■ **Written exercise**
Look through the data below. Collect every line where the word "label" occurs.

Some records:
• • •

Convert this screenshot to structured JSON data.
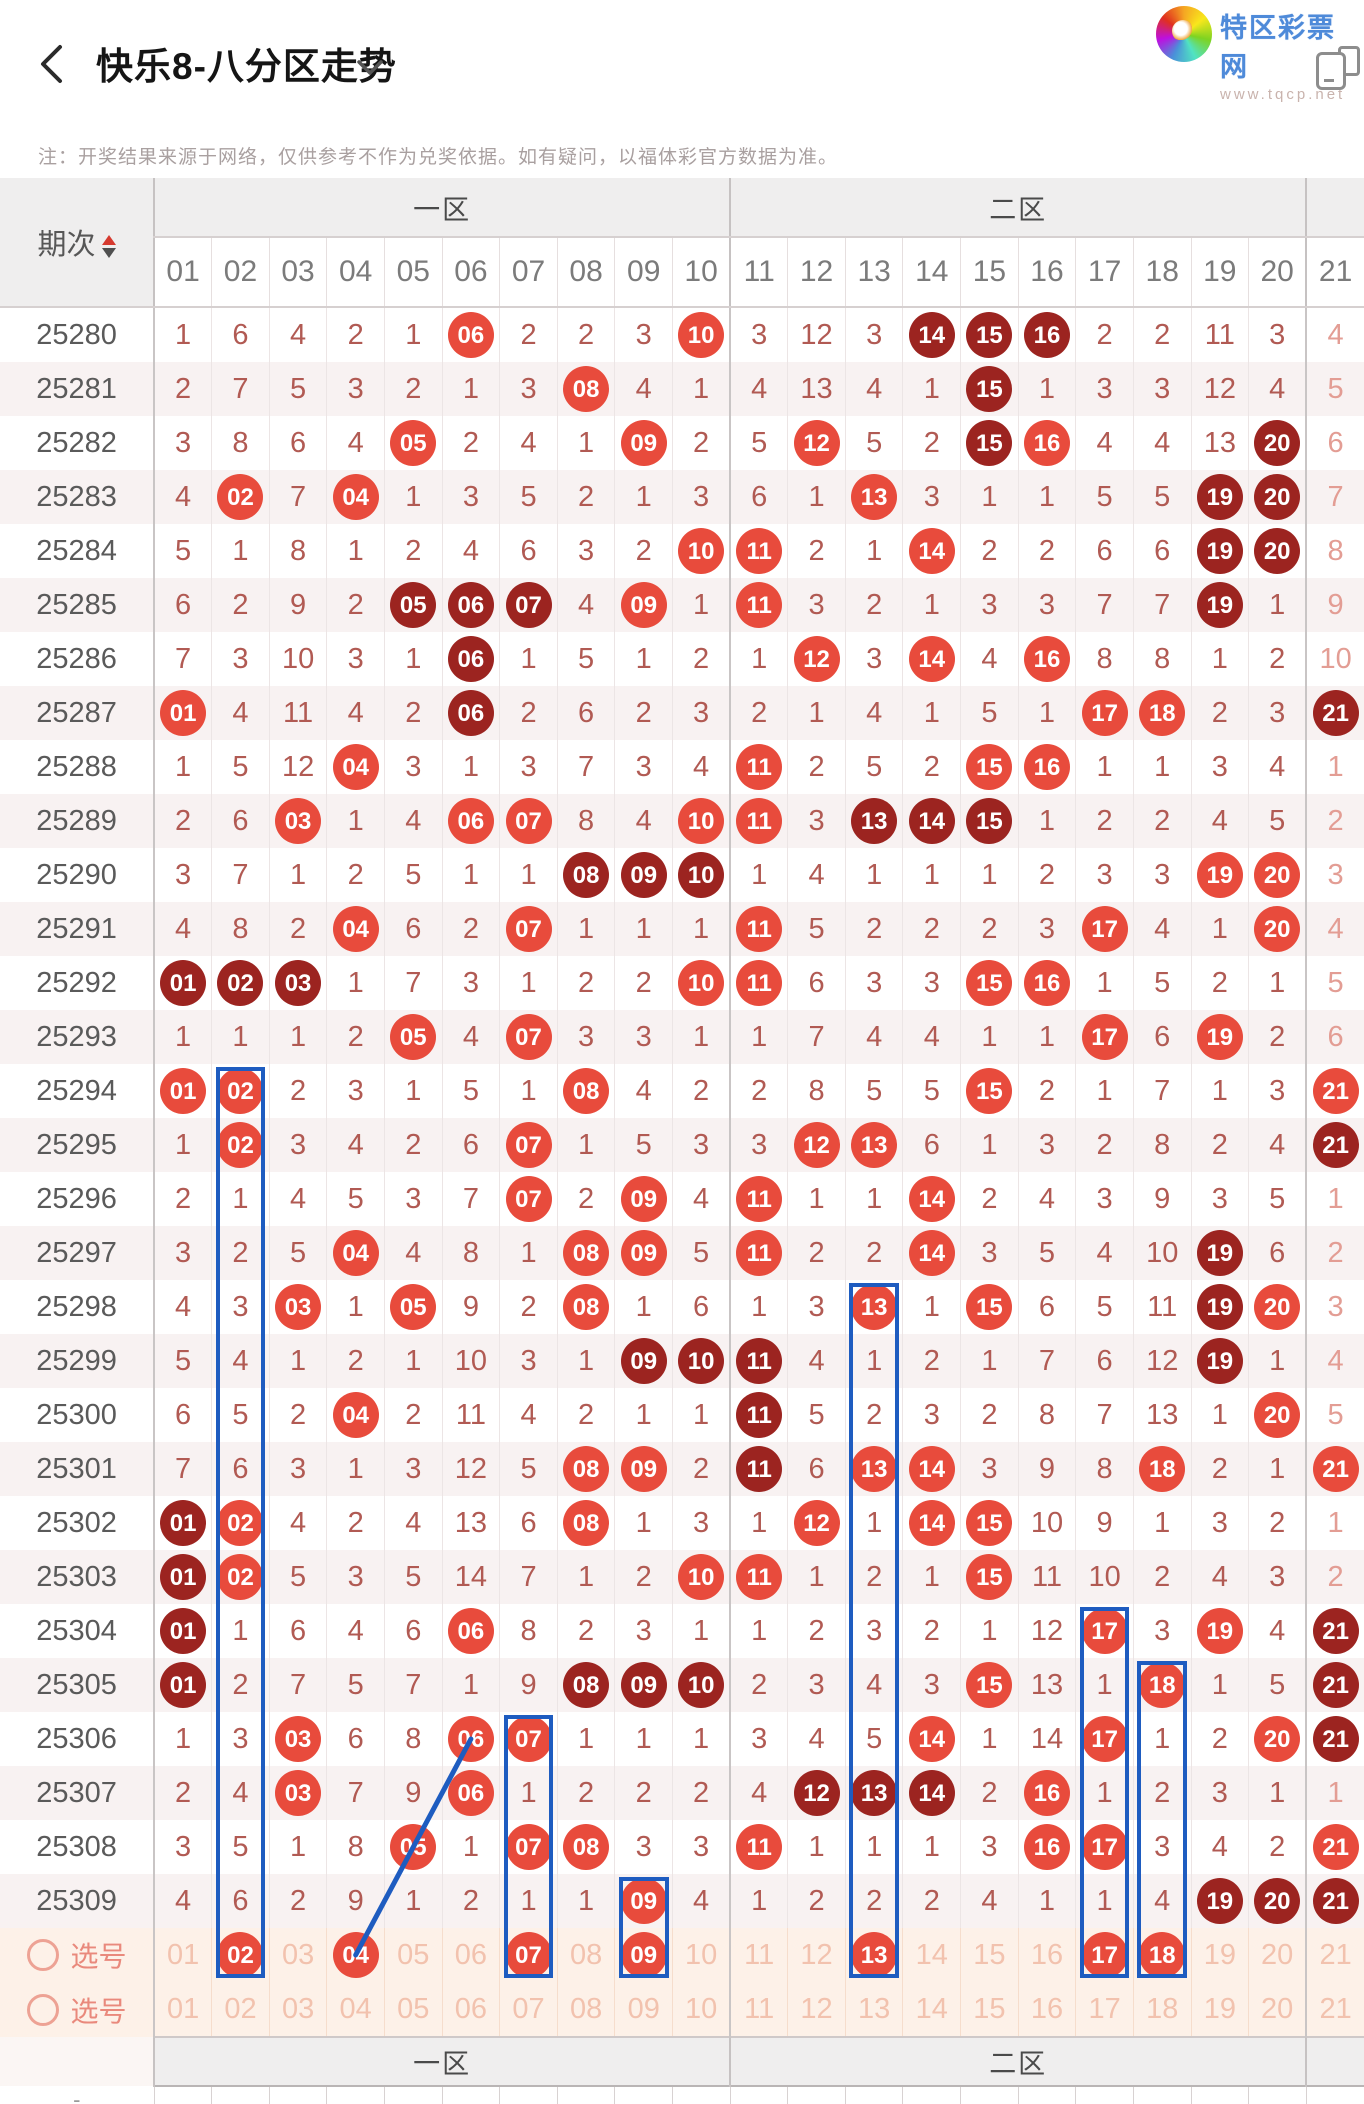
{
  "header": {
    "title": "快乐8-八分区走势",
    "brand_name": "特区彩票网",
    "brand_url": "www.tqcp.net"
  },
  "note": "注：开奖结果来源于网络，仅供参考不作为兑奖依据。如有疑问，以福体彩官方数据为准。",
  "colors": {
    "ball": "#e84b3c",
    "ball_dark": "#9c2420",
    "accent_blue": "#1e5cc0",
    "plain_text": "#b15a53"
  },
  "table": {
    "period_header": "期次",
    "zones": [
      {
        "label": "一区",
        "span": 10
      },
      {
        "label": "二区",
        "span": 10
      },
      {
        "label": "",
        "span": 1
      }
    ],
    "columns": [
      "01",
      "02",
      "03",
      "04",
      "05",
      "06",
      "07",
      "08",
      "09",
      "10",
      "11",
      "12",
      "13",
      "14",
      "15",
      "16",
      "17",
      "18",
      "19",
      "20",
      "21"
    ],
    "rows": [
      {
        "period": "25280",
        "values": [
          "1",
          "6",
          "4",
          "2",
          "1",
          "06",
          "2",
          "2",
          "3",
          "10",
          "3",
          "12",
          "3",
          "14",
          "15",
          "16",
          "2",
          "2",
          "11",
          "3",
          "4"
        ],
        "marks": "ppppprppprpppdddppppp"
      },
      {
        "period": "25281",
        "values": [
          "2",
          "7",
          "5",
          "3",
          "2",
          "1",
          "3",
          "08",
          "4",
          "1",
          "4",
          "13",
          "4",
          "1",
          "15",
          "1",
          "3",
          "3",
          "12",
          "4",
          "5"
        ],
        "marks": "ppppppprppppppdpppppp"
      },
      {
        "period": "25282",
        "values": [
          "3",
          "8",
          "6",
          "4",
          "05",
          "2",
          "4",
          "1",
          "09",
          "2",
          "5",
          "12",
          "5",
          "2",
          "15",
          "16",
          "4",
          "4",
          "13",
          "20",
          "6"
        ],
        "marks": "pppprppprpprppdrpppdp"
      },
      {
        "period": "25283",
        "values": [
          "4",
          "02",
          "7",
          "04",
          "1",
          "3",
          "5",
          "2",
          "1",
          "3",
          "6",
          "1",
          "13",
          "3",
          "1",
          "1",
          "5",
          "5",
          "19",
          "20",
          "7"
        ],
        "marks": "prprpppppppprpppppddp"
      },
      {
        "period": "25284",
        "values": [
          "5",
          "1",
          "8",
          "1",
          "2",
          "4",
          "6",
          "3",
          "2",
          "10",
          "11",
          "2",
          "1",
          "14",
          "2",
          "2",
          "6",
          "6",
          "19",
          "20",
          "8"
        ],
        "marks": "ppppppppprrpprppppddp"
      },
      {
        "period": "25285",
        "values": [
          "6",
          "2",
          "9",
          "2",
          "05",
          "06",
          "07",
          "4",
          "09",
          "1",
          "11",
          "3",
          "2",
          "1",
          "3",
          "3",
          "7",
          "7",
          "19",
          "1",
          "9"
        ],
        "marks": "ppppdddprprpppppppdpp"
      },
      {
        "period": "25286",
        "values": [
          "7",
          "3",
          "10",
          "3",
          "1",
          "06",
          "1",
          "5",
          "1",
          "2",
          "1",
          "12",
          "3",
          "14",
          "4",
          "16",
          "8",
          "8",
          "1",
          "2",
          "10"
        ],
        "marks": "pppppdppppprprprppppp"
      },
      {
        "period": "25287",
        "values": [
          "01",
          "4",
          "11",
          "4",
          "2",
          "06",
          "2",
          "6",
          "2",
          "3",
          "2",
          "1",
          "4",
          "1",
          "5",
          "1",
          "17",
          "18",
          "2",
          "3",
          "21"
        ],
        "marks": "rppppdpppppppppprrppd"
      },
      {
        "period": "25288",
        "values": [
          "1",
          "5",
          "12",
          "04",
          "3",
          "1",
          "3",
          "7",
          "3",
          "4",
          "11",
          "2",
          "5",
          "2",
          "15",
          "16",
          "1",
          "1",
          "3",
          "4",
          "1"
        ],
        "marks": "ppprpppppprppprrppppp"
      },
      {
        "period": "25289",
        "values": [
          "2",
          "6",
          "03",
          "1",
          "4",
          "06",
          "07",
          "8",
          "4",
          "10",
          "11",
          "3",
          "13",
          "14",
          "15",
          "1",
          "2",
          "2",
          "4",
          "5",
          "2"
        ],
        "marks": "pprpprrpprrpdddpppppp"
      },
      {
        "period": "25290",
        "values": [
          "3",
          "7",
          "1",
          "2",
          "5",
          "1",
          "1",
          "08",
          "09",
          "10",
          "1",
          "4",
          "1",
          "1",
          "1",
          "2",
          "3",
          "3",
          "19",
          "20",
          "3"
        ],
        "marks": "pppppppdddpppppppprrp"
      },
      {
        "period": "25291",
        "values": [
          "4",
          "8",
          "2",
          "04",
          "6",
          "2",
          "07",
          "1",
          "1",
          "1",
          "11",
          "5",
          "2",
          "2",
          "2",
          "3",
          "17",
          "4",
          "1",
          "20",
          "4"
        ],
        "marks": "ppprpprppprppppprpprp"
      },
      {
        "period": "25292",
        "values": [
          "01",
          "02",
          "03",
          "1",
          "7",
          "3",
          "1",
          "2",
          "2",
          "10",
          "11",
          "6",
          "3",
          "3",
          "15",
          "16",
          "1",
          "5",
          "2",
          "1",
          "5"
        ],
        "marks": "dddpppppprrppprrppppp"
      },
      {
        "period": "25293",
        "values": [
          "1",
          "1",
          "1",
          "2",
          "05",
          "4",
          "07",
          "3",
          "3",
          "1",
          "1",
          "7",
          "4",
          "4",
          "1",
          "1",
          "17",
          "6",
          "19",
          "2",
          "6"
        ],
        "marks": "pppprprppppppppprprpp"
      },
      {
        "period": "25294",
        "values": [
          "01",
          "02",
          "2",
          "3",
          "1",
          "5",
          "1",
          "08",
          "4",
          "2",
          "2",
          "8",
          "5",
          "5",
          "15",
          "2",
          "1",
          "7",
          "1",
          "3",
          "21"
        ],
        "marks": "rrppppprpppppprpppppr"
      },
      {
        "period": "25295",
        "values": [
          "1",
          "02",
          "3",
          "4",
          "2",
          "6",
          "07",
          "1",
          "5",
          "3",
          "3",
          "12",
          "13",
          "6",
          "1",
          "3",
          "2",
          "8",
          "2",
          "4",
          "21"
        ],
        "marks": "prpppprpppprrpppppppd"
      },
      {
        "period": "25296",
        "values": [
          "2",
          "1",
          "4",
          "5",
          "3",
          "7",
          "07",
          "2",
          "09",
          "4",
          "11",
          "1",
          "1",
          "14",
          "2",
          "4",
          "3",
          "9",
          "3",
          "5",
          "1"
        ],
        "marks": "pppppprprprpprppppppp"
      },
      {
        "period": "25297",
        "values": [
          "3",
          "2",
          "5",
          "04",
          "4",
          "8",
          "1",
          "08",
          "09",
          "5",
          "11",
          "2",
          "2",
          "14",
          "3",
          "5",
          "4",
          "10",
          "19",
          "6",
          "2"
        ],
        "marks": "ppprppprrprpprppppdpp"
      },
      {
        "period": "25298",
        "values": [
          "4",
          "3",
          "03",
          "1",
          "05",
          "9",
          "2",
          "08",
          "1",
          "6",
          "1",
          "3",
          "13",
          "1",
          "15",
          "6",
          "5",
          "11",
          "19",
          "20",
          "3"
        ],
        "marks": "pprprpprpppprprpppdrp"
      },
      {
        "period": "25299",
        "values": [
          "5",
          "4",
          "1",
          "2",
          "1",
          "10",
          "3",
          "1",
          "09",
          "10",
          "11",
          "4",
          "1",
          "2",
          "1",
          "7",
          "6",
          "12",
          "19",
          "1",
          "4"
        ],
        "marks": "ppppppppdddpppppppdpp"
      },
      {
        "period": "25300",
        "values": [
          "6",
          "5",
          "2",
          "04",
          "2",
          "11",
          "4",
          "2",
          "1",
          "1",
          "11",
          "5",
          "2",
          "3",
          "2",
          "8",
          "7",
          "13",
          "1",
          "20",
          "5"
        ],
        "marks": "ppprppppppdpppppppprp"
      },
      {
        "period": "25301",
        "values": [
          "7",
          "6",
          "3",
          "1",
          "3",
          "12",
          "5",
          "08",
          "09",
          "2",
          "11",
          "6",
          "13",
          "14",
          "3",
          "9",
          "8",
          "18",
          "2",
          "1",
          "21"
        ],
        "marks": "ppppppprrpdprrppprppr"
      },
      {
        "period": "25302",
        "values": [
          "01",
          "02",
          "4",
          "2",
          "4",
          "13",
          "6",
          "08",
          "1",
          "3",
          "1",
          "12",
          "1",
          "14",
          "15",
          "10",
          "9",
          "1",
          "3",
          "2",
          "1"
        ],
        "marks": "drppppprppprprrpppppp"
      },
      {
        "period": "25303",
        "values": [
          "01",
          "02",
          "5",
          "3",
          "5",
          "14",
          "7",
          "1",
          "2",
          "10",
          "11",
          "1",
          "2",
          "1",
          "15",
          "11",
          "10",
          "2",
          "4",
          "3",
          "2"
        ],
        "marks": "drppppppprrppprpppppp"
      },
      {
        "period": "25304",
        "values": [
          "01",
          "1",
          "6",
          "4",
          "6",
          "06",
          "8",
          "2",
          "3",
          "1",
          "1",
          "2",
          "3",
          "2",
          "1",
          "12",
          "17",
          "3",
          "19",
          "4",
          "21"
        ],
        "marks": "dpppprpppppppppprprpd"
      },
      {
        "period": "25305",
        "values": [
          "01",
          "2",
          "7",
          "5",
          "7",
          "1",
          "9",
          "08",
          "09",
          "10",
          "2",
          "3",
          "4",
          "3",
          "15",
          "13",
          "1",
          "18",
          "1",
          "5",
          "21"
        ],
        "marks": "dppppppdddpppprpprppd"
      },
      {
        "period": "25306",
        "values": [
          "1",
          "3",
          "03",
          "6",
          "8",
          "06",
          "07",
          "1",
          "1",
          "1",
          "3",
          "4",
          "5",
          "14",
          "1",
          "14",
          "17",
          "1",
          "2",
          "20",
          "21"
        ],
        "marks": "pprpprrpppppprpprpprd"
      },
      {
        "period": "25307",
        "values": [
          "2",
          "4",
          "03",
          "7",
          "9",
          "06",
          "1",
          "2",
          "2",
          "2",
          "4",
          "12",
          "13",
          "14",
          "2",
          "16",
          "1",
          "2",
          "3",
          "1",
          "1"
        ],
        "marks": "pprpprpppppdddprppppp"
      },
      {
        "period": "25308",
        "values": [
          "3",
          "5",
          "1",
          "8",
          "05",
          "1",
          "07",
          "08",
          "3",
          "3",
          "11",
          "1",
          "1",
          "1",
          "3",
          "16",
          "17",
          "3",
          "4",
          "2",
          "21"
        ],
        "marks": "pppprprrpprpppprrpppr"
      },
      {
        "period": "25309",
        "values": [
          "4",
          "6",
          "2",
          "9",
          "1",
          "2",
          "1",
          "1",
          "09",
          "4",
          "1",
          "2",
          "2",
          "2",
          "4",
          "1",
          "1",
          "4",
          "19",
          "20",
          "21"
        ],
        "marks": "pppppppprpppppppppddd"
      }
    ],
    "picks": [
      {
        "label": "选号",
        "selected": [
          2,
          4,
          7,
          9,
          13,
          17,
          18
        ]
      },
      {
        "label": "选号",
        "selected": []
      }
    ],
    "footer_zones": [
      "一区",
      "二区"
    ],
    "footer_dash": "-"
  },
  "overlays": {
    "boxes": [
      {
        "col": 2,
        "from": "25294",
        "to": "pick0"
      },
      {
        "col": 7,
        "from": "25306",
        "to": "pick0"
      },
      {
        "col": 9,
        "from": "25309",
        "to": "pick0"
      },
      {
        "col": 13,
        "from": "25298",
        "to": "pick0"
      },
      {
        "col": 17,
        "from": "25304",
        "to": "pick0"
      },
      {
        "col": 18,
        "from": "25305",
        "to": "pick0"
      }
    ],
    "line": {
      "from_row": "25306",
      "from_col": 6,
      "to_row": "pick0",
      "to_col": 4
    }
  }
}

• • •

■ **Reply to the task**
        "label": "一区",
        "label": "二区",
        "label": "",
        "label": "选号",
        "label": "选号",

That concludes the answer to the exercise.